◆ Exercise details
Exactly reproduce each entry, leaving out nothing.

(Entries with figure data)
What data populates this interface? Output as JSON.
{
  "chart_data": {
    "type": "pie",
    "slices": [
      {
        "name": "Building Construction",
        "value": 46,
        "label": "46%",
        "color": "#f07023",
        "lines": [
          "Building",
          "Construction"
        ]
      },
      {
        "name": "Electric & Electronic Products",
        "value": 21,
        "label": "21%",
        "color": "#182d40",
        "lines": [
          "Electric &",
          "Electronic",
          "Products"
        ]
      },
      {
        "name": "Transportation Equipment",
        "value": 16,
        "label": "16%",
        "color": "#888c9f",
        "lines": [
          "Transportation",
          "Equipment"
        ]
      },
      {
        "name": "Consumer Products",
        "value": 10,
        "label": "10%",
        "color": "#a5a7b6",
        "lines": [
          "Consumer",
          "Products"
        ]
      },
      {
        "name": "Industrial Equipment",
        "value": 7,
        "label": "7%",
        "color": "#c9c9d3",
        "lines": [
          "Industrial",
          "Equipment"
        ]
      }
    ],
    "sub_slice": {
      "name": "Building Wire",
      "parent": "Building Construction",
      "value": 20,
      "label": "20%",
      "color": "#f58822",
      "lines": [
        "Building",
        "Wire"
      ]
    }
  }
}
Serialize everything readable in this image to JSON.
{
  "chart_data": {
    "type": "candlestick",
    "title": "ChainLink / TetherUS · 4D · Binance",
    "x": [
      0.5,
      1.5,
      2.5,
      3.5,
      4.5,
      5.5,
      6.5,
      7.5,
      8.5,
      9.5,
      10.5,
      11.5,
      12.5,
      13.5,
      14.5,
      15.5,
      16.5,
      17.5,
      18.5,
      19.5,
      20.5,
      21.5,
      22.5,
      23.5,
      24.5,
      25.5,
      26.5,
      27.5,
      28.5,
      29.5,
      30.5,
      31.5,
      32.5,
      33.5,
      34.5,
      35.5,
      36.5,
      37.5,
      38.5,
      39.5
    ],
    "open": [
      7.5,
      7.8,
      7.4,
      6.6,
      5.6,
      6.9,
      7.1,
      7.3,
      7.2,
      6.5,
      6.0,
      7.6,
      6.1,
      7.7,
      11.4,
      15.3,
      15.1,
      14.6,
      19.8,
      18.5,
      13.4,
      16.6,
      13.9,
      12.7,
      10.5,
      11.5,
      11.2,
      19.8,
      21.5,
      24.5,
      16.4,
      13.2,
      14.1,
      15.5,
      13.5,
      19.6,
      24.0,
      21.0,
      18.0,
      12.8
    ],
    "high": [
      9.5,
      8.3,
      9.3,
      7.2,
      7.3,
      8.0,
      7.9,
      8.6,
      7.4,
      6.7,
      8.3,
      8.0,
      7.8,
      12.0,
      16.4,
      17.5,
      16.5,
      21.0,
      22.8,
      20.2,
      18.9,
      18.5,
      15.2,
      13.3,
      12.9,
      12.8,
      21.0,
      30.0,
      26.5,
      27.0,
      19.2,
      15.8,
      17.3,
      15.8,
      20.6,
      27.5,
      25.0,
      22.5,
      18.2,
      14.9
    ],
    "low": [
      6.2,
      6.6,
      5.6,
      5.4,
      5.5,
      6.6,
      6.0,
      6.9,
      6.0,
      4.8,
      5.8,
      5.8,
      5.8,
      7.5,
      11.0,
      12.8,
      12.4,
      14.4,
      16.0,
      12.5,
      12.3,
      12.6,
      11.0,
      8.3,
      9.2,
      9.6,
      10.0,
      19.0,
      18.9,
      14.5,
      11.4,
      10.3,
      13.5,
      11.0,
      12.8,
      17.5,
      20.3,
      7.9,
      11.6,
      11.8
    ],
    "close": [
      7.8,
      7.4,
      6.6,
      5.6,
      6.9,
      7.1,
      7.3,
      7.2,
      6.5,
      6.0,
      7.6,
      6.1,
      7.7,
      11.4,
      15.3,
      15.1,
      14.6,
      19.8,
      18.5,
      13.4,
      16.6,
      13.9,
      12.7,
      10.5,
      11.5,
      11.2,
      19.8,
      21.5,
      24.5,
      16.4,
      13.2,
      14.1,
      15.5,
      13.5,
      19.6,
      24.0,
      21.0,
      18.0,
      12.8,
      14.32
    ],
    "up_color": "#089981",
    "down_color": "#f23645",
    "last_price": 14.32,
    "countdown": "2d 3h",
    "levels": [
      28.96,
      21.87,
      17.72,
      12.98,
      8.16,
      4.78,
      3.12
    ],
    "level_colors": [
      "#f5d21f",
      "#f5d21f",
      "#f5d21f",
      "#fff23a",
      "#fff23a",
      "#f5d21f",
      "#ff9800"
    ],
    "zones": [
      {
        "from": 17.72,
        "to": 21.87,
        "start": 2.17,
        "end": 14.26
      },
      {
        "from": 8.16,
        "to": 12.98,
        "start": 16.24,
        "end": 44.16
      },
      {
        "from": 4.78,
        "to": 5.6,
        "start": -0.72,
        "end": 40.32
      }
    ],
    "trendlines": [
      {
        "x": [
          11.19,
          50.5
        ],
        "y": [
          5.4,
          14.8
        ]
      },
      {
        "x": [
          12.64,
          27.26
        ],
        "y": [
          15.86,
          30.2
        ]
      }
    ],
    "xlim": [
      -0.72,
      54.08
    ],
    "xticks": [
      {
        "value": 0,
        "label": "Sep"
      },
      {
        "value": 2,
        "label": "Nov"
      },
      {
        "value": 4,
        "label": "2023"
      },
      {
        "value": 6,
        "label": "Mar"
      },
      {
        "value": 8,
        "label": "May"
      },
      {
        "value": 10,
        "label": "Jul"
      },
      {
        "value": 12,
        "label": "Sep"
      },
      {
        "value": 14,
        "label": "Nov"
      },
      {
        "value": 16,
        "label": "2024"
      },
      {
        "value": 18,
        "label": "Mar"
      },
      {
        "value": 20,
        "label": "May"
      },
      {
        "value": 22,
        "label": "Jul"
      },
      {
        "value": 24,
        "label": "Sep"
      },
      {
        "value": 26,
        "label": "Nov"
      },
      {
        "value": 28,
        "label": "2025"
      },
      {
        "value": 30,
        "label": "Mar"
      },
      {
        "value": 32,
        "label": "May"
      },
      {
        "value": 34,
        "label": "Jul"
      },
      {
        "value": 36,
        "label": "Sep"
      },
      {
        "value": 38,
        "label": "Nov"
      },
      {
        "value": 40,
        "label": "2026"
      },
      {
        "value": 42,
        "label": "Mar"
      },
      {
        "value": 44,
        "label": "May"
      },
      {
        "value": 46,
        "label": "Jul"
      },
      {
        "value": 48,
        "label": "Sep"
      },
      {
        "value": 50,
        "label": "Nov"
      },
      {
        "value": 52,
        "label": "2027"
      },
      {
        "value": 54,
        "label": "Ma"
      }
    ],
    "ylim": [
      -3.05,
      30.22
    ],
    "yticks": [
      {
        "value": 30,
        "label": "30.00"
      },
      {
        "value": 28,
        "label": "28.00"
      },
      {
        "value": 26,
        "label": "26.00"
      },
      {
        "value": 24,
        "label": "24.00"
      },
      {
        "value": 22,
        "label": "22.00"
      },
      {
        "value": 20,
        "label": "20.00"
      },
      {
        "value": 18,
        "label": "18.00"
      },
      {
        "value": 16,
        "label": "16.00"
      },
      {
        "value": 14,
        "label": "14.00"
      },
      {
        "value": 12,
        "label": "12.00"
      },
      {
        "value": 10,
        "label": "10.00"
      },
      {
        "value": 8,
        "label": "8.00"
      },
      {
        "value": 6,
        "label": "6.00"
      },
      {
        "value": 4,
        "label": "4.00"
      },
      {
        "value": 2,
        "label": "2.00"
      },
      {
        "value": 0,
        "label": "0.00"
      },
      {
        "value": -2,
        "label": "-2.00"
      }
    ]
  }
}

◆ Task answer
What data populates this interface? Output as JSON.
{
  "chart_data": {
    "type": "pie",
    "slices": [
      {
        "name": "Building Construction",
        "value": 46,
        "label": "46%",
        "color": "#f07023",
        "lines": [
          "Building",
          "Construction"
        ]
      },
      {
        "name": "Electric & Electronic Products",
        "value": 21,
        "label": "21%",
        "color": "#182d40",
        "lines": [
          "Electric &",
          "Electronic",
          "Products"
        ]
      },
      {
        "name": "Transportation Equipment",
        "value": 16,
        "label": "16%",
        "color": "#888c9f",
        "lines": [
          "Transportation",
          "Equipment"
        ]
      },
      {
        "name": "Consumer Products",
        "value": 10,
        "label": "10%",
        "color": "#a5a7b6",
        "lines": [
          "Consumer",
          "Products"
        ]
      },
      {
        "name": "Industrial Equipment",
        "value": 7,
        "label": "7%",
        "color": "#c9c9d3",
        "lines": [
          "Industrial",
          "Equipment"
        ]
      }
    ],
    "sub_slice": {
      "name": "Building Wire",
      "parent": "Building Construction",
      "value": 20,
      "label": "20%",
      "color": "#f58822",
      "lines": [
        "Building",
        "Wire"
      ]
    }
  }
}
Serialize everything readable in this image to JSON.
{
  "chart_data": {
    "type": "candlestick",
    "title": "ChainLink / TetherUS · 4D · Binance",
    "x": [
      0.5,
      1.5,
      2.5,
      3.5,
      4.5,
      5.5,
      6.5,
      7.5,
      8.5,
      9.5,
      10.5,
      11.5,
      12.5,
      13.5,
      14.5,
      15.5,
      16.5,
      17.5,
      18.5,
      19.5,
      20.5,
      21.5,
      22.5,
      23.5,
      24.5,
      25.5,
      26.5,
      27.5,
      28.5,
      29.5,
      30.5,
      31.5,
      32.5,
      33.5,
      34.5,
      35.5,
      36.5,
      37.5,
      38.5,
      39.5
    ],
    "open": [
      7.5,
      7.8,
      7.4,
      6.6,
      5.6,
      6.9,
      7.1,
      7.3,
      7.2,
      6.5,
      6.0,
      7.6,
      6.1,
      7.7,
      11.4,
      15.3,
      15.1,
      14.6,
      19.8,
      18.5,
      13.4,
      16.6,
      13.9,
      12.7,
      10.5,
      11.5,
      11.2,
      19.8,
      21.5,
      24.5,
      16.4,
      13.2,
      14.1,
      15.5,
      13.5,
      19.6,
      24.0,
      21.0,
      18.0,
      12.8
    ],
    "high": [
      9.5,
      8.3,
      9.3,
      7.2,
      7.3,
      8.0,
      7.9,
      8.6,
      7.4,
      6.7,
      8.3,
      8.0,
      7.8,
      12.0,
      16.4,
      17.5,
      16.5,
      21.0,
      22.8,
      20.2,
      18.9,
      18.5,
      15.2,
      13.3,
      12.9,
      12.8,
      21.0,
      30.0,
      26.5,
      27.0,
      19.2,
      15.8,
      17.3,
      15.8,
      20.6,
      27.5,
      25.0,
      22.5,
      18.2,
      14.9
    ],
    "low": [
      6.2,
      6.6,
      5.6,
      5.4,
      5.5,
      6.6,
      6.0,
      6.9,
      6.0,
      4.8,
      5.8,
      5.8,
      5.8,
      7.5,
      11.0,
      12.8,
      12.4,
      14.4,
      16.0,
      12.5,
      12.3,
      12.6,
      11.0,
      8.3,
      9.2,
      9.6,
      10.0,
      19.0,
      18.9,
      14.5,
      11.4,
      10.3,
      13.5,
      11.0,
      12.8,
      17.5,
      20.3,
      7.9,
      11.6,
      11.8
    ],
    "close": [
      7.8,
      7.4,
      6.6,
      5.6,
      6.9,
      7.1,
      7.3,
      7.2,
      6.5,
      6.0,
      7.6,
      6.1,
      7.7,
      11.4,
      15.3,
      15.1,
      14.6,
      19.8,
      18.5,
      13.4,
      16.6,
      13.9,
      12.7,
      10.5,
      11.5,
      11.2,
      19.8,
      21.5,
      24.5,
      16.4,
      13.2,
      14.1,
      15.5,
      13.5,
      19.6,
      24.0,
      21.0,
      18.0,
      12.8,
      14.32
    ],
    "up_color": "#089981",
    "down_color": "#f23645",
    "last_price": 14.32,
    "countdown": "2d 3h",
    "levels": [
      28.96,
      21.87,
      17.72,
      12.98,
      8.16,
      4.78,
      3.12
    ],
    "level_colors": [
      "#f5d21f",
      "#f5d21f",
      "#f5d21f",
      "#fff23a",
      "#fff23a",
      "#f5d21f",
      "#ff9800"
    ],
    "zones": [
      {
        "from": 17.72,
        "to": 21.87,
        "start": 2.17,
        "end": 14.26
      },
      {
        "from": 8.16,
        "to": 12.98,
        "start": 16.24,
        "end": 44.16
      },
      {
        "from": 4.78,
        "to": 5.6,
        "start": -0.72,
        "end": 40.32
      }
    ],
    "trendlines": [
      {
        "x": [
          11.19,
          50.5
        ],
        "y": [
          5.4,
          14.8
        ]
      },
      {
        "x": [
          12.64,
          27.26
        ],
        "y": [
          15.86,
          30.2
        ]
      }
    ],
    "xlim": [
      -0.72,
      54.08
    ],
    "xticks": [
      {
        "value": 0,
        "label": "Sep"
      },
      {
        "value": 2,
        "label": "Nov"
      },
      {
        "value": 4,
        "label": "2023"
      },
      {
        "value": 6,
        "label": "Mar"
      },
      {
        "value": 8,
        "label": "May"
      },
      {
        "value": 10,
        "label": "Jul"
      },
      {
        "value": 12,
        "label": "Sep"
      },
      {
        "value": 14,
        "label": "Nov"
      },
      {
        "value": 16,
        "label": "2024"
      },
      {
        "value": 18,
        "label": "Mar"
      },
      {
        "value": 20,
        "label": "May"
      },
      {
        "value": 22,
        "label": "Jul"
      },
      {
        "value": 24,
        "label": "Sep"
      },
      {
        "value": 26,
        "label": "Nov"
      },
      {
        "value": 28,
        "label": "2025"
      },
      {
        "value": 30,
        "label": "Mar"
      },
      {
        "value": 32,
        "label": "May"
      },
      {
        "value": 34,
        "label": "Jul"
      },
      {
        "value": 36,
        "label": "Sep"
      },
      {
        "value": 38,
        "label": "Nov"
      },
      {
        "value": 40,
        "label": "2026"
      },
      {
        "value": 42,
        "label": "Mar"
      },
      {
        "value": 44,
        "label": "May"
      },
      {
        "value": 46,
        "label": "Jul"
      },
      {
        "value": 48,
        "label": "Sep"
      },
      {
        "value": 50,
        "label": "Nov"
      },
      {
        "value": 52,
        "label": "2027"
      },
      {
        "value": 54,
        "label": "Ma"
      }
    ],
    "ylim": [
      -3.05,
      30.22
    ],
    "yticks": [
      {
        "value": 30,
        "label": "30.00"
      },
      {
        "value": 28,
        "label": "28.00"
      },
      {
        "value": 26,
        "label": "26.00"
      },
      {
        "value": 24,
        "label": "24.00"
      },
      {
        "value": 22,
        "label": "22.00"
      },
      {
        "value": 20,
        "label": "20.00"
      },
      {
        "value": 18,
        "label": "18.00"
      },
      {
        "value": 16,
        "label": "16.00"
      },
      {
        "value": 14,
        "label": "14.00"
      },
      {
        "value": 12,
        "label": "12.00"
      },
      {
        "value": 10,
        "label": "10.00"
      },
      {
        "value": 8,
        "label": "8.00"
      },
      {
        "value": 6,
        "label": "6.00"
      },
      {
        "value": 4,
        "label": "4.00"
      },
      {
        "value": 2,
        "label": "2.00"
      },
      {
        "value": 0,
        "label": "0.00"
      },
      {
        "value": -2,
        "label": "-2.00"
      }
    ]
  }
}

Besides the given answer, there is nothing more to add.